WHAT YOU SHOULD DO - Retype each entry below, keeping every character the same.

Collection entries -

============

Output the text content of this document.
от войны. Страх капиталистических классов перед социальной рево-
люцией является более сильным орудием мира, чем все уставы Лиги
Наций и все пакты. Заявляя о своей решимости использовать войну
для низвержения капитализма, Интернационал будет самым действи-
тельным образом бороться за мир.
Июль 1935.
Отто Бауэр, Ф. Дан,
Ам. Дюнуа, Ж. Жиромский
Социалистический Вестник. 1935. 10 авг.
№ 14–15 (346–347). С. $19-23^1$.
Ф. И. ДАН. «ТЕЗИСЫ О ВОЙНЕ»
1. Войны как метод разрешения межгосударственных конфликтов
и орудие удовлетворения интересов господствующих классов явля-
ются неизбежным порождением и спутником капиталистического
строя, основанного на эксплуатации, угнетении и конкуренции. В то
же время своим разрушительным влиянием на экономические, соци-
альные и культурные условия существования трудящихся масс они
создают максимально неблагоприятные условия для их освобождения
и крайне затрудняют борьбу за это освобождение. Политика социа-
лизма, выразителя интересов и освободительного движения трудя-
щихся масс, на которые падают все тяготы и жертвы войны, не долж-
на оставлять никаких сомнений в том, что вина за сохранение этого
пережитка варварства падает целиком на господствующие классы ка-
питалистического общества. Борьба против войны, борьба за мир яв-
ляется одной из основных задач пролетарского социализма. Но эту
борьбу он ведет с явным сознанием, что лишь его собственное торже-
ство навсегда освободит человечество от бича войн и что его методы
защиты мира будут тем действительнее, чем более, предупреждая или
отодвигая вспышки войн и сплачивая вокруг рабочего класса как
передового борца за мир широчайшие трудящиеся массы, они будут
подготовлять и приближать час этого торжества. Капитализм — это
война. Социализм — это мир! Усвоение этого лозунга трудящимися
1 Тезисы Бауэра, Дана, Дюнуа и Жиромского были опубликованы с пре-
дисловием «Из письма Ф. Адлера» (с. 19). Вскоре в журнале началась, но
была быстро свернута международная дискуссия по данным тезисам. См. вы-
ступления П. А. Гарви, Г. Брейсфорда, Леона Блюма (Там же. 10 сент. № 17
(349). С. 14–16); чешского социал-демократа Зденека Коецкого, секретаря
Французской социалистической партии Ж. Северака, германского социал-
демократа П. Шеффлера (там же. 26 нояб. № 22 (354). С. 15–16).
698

============

FINAL RESULT -
Output the text content of this document.
от войны. Страх капиталистических классов перед социальной рево-
люцией является более сильным орудием мира, чем все уставы Лиги
Наций и все пакты. Заявляя о своей решимости использовать войну
для низвержения капитализма, Интернационал будет самым действи-
тельным образом бороться за мир.
Июль 1935.
Отто Бауэр, Ф. Дан,
Ам. Дюнуа, Ж. Жиромский
Социалистический Вестник. 1935. 10 авг.
№ 14–15 (346–347). С. $19-23^1$.
Ф. И. ДАН. «ТЕЗИСЫ О ВОЙНЕ»
1. Войны как метод разрешения межгосударственных конфликтов
и орудие удовлетворения интересов господствующих классов явля-
ются неизбежным порождением и спутником капиталистического
строя, основанного на эксплуатации, угнетении и конкуренции. В то
же время своим разрушительным влиянием на экономические, соци-
альные и культурные условия существования трудящихся масс они
создают максимально неблагоприятные условия для их освобождения
и крайне затрудняют борьбу за это освобождение. Политика социа-
лизма, выразителя интересов и освободительного движения трудя-
щихся масс, на которые падают все тяготы и жертвы войны, не долж-
на оставлять никаких сомнений в том, что вина за сохранение этого
пережитка варварства падает целиком на господствующие классы ка-
питалистического общества. Борьба против войны, борьба за мир яв-
ляется одной из основных задач пролетарского социализма. Но эту
борьбу он ведет с явным сознанием, что лишь его собственное торже-
ство навсегда освободит человечество от бича войн и что его методы
защиты мира будут тем действительнее, чем более, предупреждая или
отодвигая вспышки войн и сплачивая вокруг рабочего класса как
передового борца за мир широчайшие трудящиеся массы, они будут
подготовлять и приближать час этого торжества. Капитализм — это
война. Социализм — это мир! Усвоение этого лозунга трудящимися
1 Тезисы Бауэра, Дана, Дюнуа и Жиромского были опубликованы с пре-
дисловием «Из письма Ф. Адлера» (с. 19). Вскоре в журнале началась, но
была быстро свернута международная дискуссия по данным тезисам. См. вы-
ступления П. А. Гарви, Г. Брейсфорда, Леона Блюма (Там же. 10 сент. № 17
(349). С. 14–16); чешского социал-демократа Зденека Коецкого, секретаря
Французской социалистической партии Ж. Северака, германского социал-
демократа П. Шеффлера (там же. 26 нояб. № 22 (354). С. 15–16).
698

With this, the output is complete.